[START OF Provided information]
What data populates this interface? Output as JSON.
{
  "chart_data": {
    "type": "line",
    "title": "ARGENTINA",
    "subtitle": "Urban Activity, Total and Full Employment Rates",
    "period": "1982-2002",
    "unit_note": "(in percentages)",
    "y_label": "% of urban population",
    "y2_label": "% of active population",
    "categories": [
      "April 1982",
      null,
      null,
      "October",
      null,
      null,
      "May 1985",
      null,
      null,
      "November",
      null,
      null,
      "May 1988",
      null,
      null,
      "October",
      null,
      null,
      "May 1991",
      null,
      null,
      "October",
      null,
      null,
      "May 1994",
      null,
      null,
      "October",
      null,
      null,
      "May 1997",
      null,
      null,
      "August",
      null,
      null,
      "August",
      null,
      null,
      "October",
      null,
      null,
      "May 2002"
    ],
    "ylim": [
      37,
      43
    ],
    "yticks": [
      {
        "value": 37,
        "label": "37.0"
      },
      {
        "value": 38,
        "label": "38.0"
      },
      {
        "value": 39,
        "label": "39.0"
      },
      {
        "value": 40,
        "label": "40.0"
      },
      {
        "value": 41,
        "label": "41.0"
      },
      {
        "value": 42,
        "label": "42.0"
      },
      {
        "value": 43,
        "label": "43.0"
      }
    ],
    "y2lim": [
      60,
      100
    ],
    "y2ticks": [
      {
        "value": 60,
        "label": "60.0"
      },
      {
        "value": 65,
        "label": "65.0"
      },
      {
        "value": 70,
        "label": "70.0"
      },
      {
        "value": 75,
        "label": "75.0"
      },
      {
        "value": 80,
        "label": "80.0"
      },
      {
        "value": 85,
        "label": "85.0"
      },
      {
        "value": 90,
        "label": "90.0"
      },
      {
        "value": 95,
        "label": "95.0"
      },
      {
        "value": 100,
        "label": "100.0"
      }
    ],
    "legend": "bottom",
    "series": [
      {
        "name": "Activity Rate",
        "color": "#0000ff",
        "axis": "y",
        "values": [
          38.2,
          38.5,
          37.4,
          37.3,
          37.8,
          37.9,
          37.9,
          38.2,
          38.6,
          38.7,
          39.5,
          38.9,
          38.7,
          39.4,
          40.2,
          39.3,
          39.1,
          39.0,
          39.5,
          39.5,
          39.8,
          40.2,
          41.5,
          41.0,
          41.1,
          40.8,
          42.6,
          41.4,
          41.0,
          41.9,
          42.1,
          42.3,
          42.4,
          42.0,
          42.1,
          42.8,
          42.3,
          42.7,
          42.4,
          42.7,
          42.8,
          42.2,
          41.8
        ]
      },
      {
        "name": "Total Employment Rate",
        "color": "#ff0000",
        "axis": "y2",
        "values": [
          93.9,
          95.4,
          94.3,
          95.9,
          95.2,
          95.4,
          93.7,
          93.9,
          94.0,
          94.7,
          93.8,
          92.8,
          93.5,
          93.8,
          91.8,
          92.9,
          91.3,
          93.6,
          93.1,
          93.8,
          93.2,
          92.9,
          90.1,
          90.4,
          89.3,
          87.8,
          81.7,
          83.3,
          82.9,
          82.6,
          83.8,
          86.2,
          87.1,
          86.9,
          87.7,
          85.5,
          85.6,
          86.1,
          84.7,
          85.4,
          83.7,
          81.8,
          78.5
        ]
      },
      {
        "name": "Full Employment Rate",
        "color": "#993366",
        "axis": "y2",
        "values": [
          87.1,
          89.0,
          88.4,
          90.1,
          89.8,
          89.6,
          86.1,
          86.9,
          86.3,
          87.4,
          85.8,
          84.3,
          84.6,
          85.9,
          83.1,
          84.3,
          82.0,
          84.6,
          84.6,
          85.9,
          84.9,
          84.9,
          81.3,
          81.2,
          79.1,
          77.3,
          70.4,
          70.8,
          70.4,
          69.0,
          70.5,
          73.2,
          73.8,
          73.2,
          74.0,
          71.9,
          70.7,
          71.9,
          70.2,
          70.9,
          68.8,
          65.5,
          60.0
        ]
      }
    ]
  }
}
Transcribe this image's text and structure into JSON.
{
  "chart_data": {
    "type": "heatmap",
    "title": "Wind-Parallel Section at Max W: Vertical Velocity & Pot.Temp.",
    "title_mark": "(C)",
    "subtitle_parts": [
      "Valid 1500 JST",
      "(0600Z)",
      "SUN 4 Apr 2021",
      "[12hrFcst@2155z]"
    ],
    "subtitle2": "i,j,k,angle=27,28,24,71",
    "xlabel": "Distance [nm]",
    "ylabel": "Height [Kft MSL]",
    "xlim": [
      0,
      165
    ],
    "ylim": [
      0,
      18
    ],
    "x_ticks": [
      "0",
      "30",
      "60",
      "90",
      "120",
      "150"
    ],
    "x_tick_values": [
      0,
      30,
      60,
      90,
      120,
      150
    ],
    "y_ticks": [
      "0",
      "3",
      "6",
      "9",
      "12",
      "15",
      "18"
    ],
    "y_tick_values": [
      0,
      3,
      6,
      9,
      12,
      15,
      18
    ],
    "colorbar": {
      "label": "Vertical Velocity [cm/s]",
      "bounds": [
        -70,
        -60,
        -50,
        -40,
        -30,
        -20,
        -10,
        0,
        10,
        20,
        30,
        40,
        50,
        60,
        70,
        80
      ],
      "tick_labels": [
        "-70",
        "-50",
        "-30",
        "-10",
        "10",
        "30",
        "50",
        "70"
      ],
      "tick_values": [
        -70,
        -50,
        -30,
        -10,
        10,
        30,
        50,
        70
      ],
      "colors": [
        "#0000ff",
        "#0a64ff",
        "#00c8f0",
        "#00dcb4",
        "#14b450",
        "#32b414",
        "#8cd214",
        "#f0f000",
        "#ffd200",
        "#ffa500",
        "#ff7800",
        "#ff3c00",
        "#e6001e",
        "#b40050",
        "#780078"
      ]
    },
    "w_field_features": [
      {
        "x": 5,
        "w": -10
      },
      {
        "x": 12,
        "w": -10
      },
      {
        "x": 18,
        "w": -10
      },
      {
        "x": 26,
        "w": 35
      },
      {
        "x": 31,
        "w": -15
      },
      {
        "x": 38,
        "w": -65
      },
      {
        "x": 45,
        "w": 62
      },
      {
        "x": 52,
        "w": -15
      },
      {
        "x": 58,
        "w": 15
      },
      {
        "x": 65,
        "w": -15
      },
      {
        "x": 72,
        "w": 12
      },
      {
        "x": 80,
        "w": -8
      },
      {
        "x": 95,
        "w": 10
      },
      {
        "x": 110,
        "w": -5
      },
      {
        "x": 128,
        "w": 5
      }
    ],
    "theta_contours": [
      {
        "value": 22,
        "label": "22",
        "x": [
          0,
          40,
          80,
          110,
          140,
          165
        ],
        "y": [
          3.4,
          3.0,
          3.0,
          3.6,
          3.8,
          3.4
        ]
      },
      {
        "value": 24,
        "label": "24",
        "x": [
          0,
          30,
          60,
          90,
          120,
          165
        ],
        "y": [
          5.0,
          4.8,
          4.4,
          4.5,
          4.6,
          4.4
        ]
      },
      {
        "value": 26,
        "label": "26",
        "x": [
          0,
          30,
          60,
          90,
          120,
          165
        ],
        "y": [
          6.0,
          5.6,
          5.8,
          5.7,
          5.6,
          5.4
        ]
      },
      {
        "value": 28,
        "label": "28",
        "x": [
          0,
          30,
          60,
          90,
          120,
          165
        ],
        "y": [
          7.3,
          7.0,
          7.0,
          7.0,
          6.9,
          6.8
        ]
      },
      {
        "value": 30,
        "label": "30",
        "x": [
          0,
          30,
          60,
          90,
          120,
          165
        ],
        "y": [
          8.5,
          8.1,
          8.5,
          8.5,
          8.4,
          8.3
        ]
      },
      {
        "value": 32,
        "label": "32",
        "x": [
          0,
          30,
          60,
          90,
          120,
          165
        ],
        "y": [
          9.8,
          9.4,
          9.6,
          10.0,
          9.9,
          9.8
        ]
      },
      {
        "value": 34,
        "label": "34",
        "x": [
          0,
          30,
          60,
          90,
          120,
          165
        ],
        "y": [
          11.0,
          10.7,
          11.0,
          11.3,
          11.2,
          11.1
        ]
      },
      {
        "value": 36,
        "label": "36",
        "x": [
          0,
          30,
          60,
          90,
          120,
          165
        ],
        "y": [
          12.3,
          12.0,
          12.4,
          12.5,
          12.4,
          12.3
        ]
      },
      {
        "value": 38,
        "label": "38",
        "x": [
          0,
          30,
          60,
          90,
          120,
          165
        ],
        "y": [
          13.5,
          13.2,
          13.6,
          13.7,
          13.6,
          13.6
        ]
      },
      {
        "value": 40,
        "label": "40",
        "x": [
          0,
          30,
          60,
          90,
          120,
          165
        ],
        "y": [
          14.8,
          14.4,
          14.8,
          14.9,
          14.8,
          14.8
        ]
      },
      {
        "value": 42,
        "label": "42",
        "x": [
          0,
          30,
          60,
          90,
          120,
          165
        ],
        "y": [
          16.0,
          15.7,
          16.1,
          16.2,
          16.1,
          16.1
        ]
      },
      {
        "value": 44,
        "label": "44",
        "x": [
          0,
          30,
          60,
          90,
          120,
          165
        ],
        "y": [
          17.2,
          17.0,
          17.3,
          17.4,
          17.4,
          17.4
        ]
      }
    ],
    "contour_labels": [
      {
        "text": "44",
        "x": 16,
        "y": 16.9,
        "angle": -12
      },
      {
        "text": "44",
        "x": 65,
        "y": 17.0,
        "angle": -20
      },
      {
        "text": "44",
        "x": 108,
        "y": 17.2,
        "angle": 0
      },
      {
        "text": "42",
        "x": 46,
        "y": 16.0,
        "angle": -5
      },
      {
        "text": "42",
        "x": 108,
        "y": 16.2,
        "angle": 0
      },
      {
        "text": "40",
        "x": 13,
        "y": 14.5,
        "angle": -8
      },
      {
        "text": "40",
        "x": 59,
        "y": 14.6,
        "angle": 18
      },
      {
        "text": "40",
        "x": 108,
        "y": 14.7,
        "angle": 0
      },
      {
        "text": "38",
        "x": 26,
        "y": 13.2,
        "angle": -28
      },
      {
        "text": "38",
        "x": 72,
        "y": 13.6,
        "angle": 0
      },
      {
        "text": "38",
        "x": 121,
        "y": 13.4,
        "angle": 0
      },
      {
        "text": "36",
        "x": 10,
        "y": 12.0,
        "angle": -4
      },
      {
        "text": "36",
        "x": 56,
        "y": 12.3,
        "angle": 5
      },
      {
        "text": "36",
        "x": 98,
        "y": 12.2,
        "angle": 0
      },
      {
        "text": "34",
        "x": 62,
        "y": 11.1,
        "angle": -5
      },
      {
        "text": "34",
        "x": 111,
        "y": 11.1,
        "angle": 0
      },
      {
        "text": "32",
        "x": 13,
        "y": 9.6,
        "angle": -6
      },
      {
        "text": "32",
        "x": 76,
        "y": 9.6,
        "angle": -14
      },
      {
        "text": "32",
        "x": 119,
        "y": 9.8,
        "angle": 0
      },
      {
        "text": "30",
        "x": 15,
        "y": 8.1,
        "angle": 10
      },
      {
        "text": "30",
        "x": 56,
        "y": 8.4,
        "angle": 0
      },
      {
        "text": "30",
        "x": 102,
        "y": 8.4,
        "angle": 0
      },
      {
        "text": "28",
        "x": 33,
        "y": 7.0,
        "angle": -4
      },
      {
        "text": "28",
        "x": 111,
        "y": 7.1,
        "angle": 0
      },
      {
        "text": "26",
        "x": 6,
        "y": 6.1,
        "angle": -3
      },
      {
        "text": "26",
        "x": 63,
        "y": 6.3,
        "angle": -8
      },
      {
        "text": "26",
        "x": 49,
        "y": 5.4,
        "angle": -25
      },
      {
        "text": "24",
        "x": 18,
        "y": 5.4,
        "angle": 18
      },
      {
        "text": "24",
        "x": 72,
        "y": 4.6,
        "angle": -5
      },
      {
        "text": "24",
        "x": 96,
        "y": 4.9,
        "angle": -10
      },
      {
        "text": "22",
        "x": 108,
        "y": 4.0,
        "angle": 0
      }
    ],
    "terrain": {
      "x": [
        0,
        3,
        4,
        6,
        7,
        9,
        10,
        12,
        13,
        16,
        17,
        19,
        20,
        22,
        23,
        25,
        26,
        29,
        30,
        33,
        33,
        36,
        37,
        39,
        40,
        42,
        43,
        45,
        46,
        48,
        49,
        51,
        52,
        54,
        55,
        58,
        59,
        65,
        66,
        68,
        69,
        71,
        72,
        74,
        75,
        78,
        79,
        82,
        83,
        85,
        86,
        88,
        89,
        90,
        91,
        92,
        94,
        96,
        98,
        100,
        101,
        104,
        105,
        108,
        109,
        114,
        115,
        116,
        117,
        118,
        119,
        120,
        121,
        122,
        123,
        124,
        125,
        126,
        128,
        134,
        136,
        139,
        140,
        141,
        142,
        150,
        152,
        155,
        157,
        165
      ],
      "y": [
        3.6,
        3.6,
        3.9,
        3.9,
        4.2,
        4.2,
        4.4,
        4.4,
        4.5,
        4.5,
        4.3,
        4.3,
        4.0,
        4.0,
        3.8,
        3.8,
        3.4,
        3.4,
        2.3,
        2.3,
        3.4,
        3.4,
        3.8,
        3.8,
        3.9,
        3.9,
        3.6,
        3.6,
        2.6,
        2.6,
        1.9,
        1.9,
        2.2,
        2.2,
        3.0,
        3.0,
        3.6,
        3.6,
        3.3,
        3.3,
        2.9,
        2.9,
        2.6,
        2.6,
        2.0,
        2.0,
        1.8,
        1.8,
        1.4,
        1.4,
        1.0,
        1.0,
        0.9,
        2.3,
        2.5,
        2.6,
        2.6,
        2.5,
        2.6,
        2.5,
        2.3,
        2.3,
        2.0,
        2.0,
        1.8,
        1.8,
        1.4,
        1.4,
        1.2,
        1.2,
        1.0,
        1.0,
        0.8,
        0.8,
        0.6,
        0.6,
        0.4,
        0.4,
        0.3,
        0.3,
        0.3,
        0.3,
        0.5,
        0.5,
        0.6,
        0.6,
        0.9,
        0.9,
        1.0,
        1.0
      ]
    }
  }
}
[END OF Provided information]
> **Requirements**
Return every line above in which the string "Activity" occurs.

> **Solution to this problem**
    "subtitle": "Urban Activity, Total and Full Employment Rates",
        "name": "Activity Rate",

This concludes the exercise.